■ Exercise brief ■
Work out how many lines of the listing hold "dgmtApp", then state only that count.

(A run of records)
================

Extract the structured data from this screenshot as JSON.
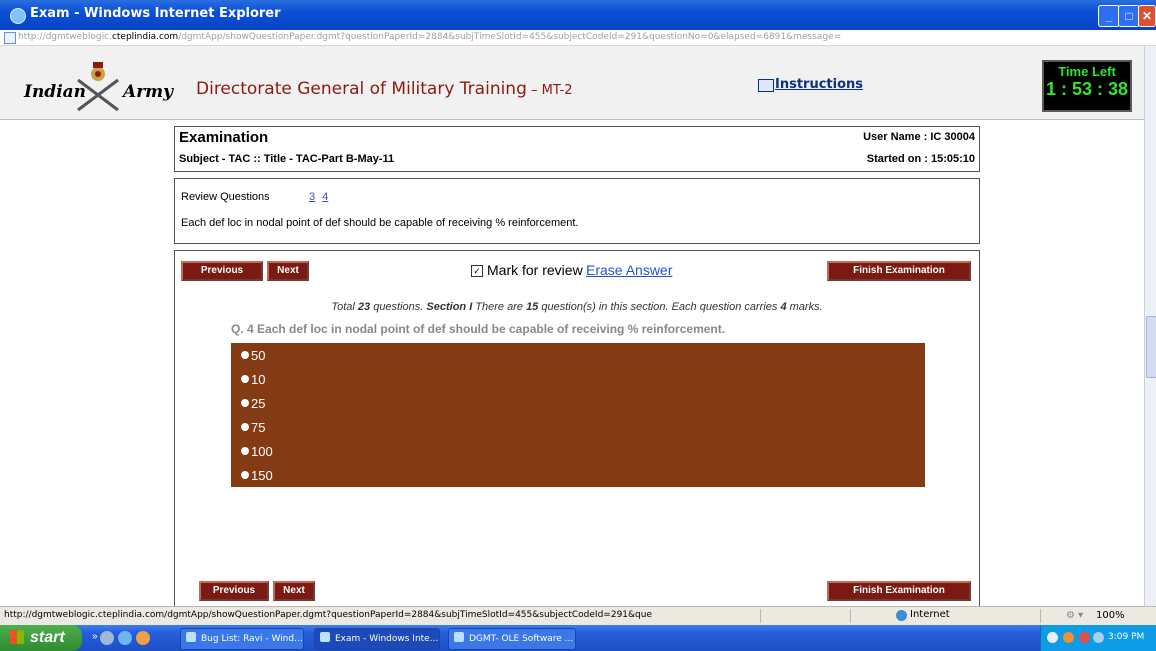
{
  "window": {
    "title": "Exam - Windows Internet Explorer",
    "url_prefix": "http://dgmtweblogic.",
    "url_domain": "cteplindia.com",
    "url_rest": "/dgmtApp/showQuestionPaper.dgmt?questionPaperId=2884&subjTimeSlotId=455&subjectCodeId=291&questionNo=0&elapsed=6891&message="
  },
  "header": {
    "logo_left": "Indian",
    "logo_right": "Army",
    "title": "Directorate General of Military Training",
    "title_suffix": " – MT-2",
    "instructions": "Instructions",
    "timer_label": "Time Left",
    "timer_value": "1 : 53 : 38"
  },
  "exam": {
    "heading": "Examination",
    "subject": "Subject - TAC :: Title - TAC-Part B-May-11",
    "user": "User Name : IC 30004",
    "started": "Started on : 15:05:10"
  },
  "review": {
    "label": "Review Questions",
    "links": [
      "3",
      "4"
    ],
    "text": "Each def loc in nodal point of def should be capable of receiving % reinforcement."
  },
  "question": {
    "prev": "Previous",
    "next": "Next",
    "finish": "Finish Examination",
    "mark_checked": "✓",
    "mark_label": "Mark for review",
    "erase": "Erase Answer",
    "total_a": "Total ",
    "total_n": "23",
    "total_b": " questions. ",
    "section": "Section I",
    "total_c": " There are ",
    "section_n": "15",
    "total_d": " question(s) in this section. Each question carries ",
    "marks": "4",
    "total_e": " marks.",
    "text": "Q. 4  Each def loc in nodal point of def should be capable of receiving % reinforcement.",
    "options": [
      "50",
      "10",
      "25",
      "75",
      "100",
      "150"
    ]
  },
  "statusbar": {
    "url": "http://dgmtweblogic.cteplindia.com/dgmtApp/showQuestionPaper.dgmt?questionPaperId=2884&subjTimeSlotId=455&subjectCodeId=291&que",
    "zone": "Internet",
    "zoom": "100%"
  },
  "taskbar": {
    "start": "start",
    "tasks": [
      "Bug List: Ravi - Wind...",
      "Exam - Windows Inte...",
      "DGMT- OLE Software ..."
    ],
    "clock": "3:09 PM"
  }
}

================

■ Solution to this task ■
2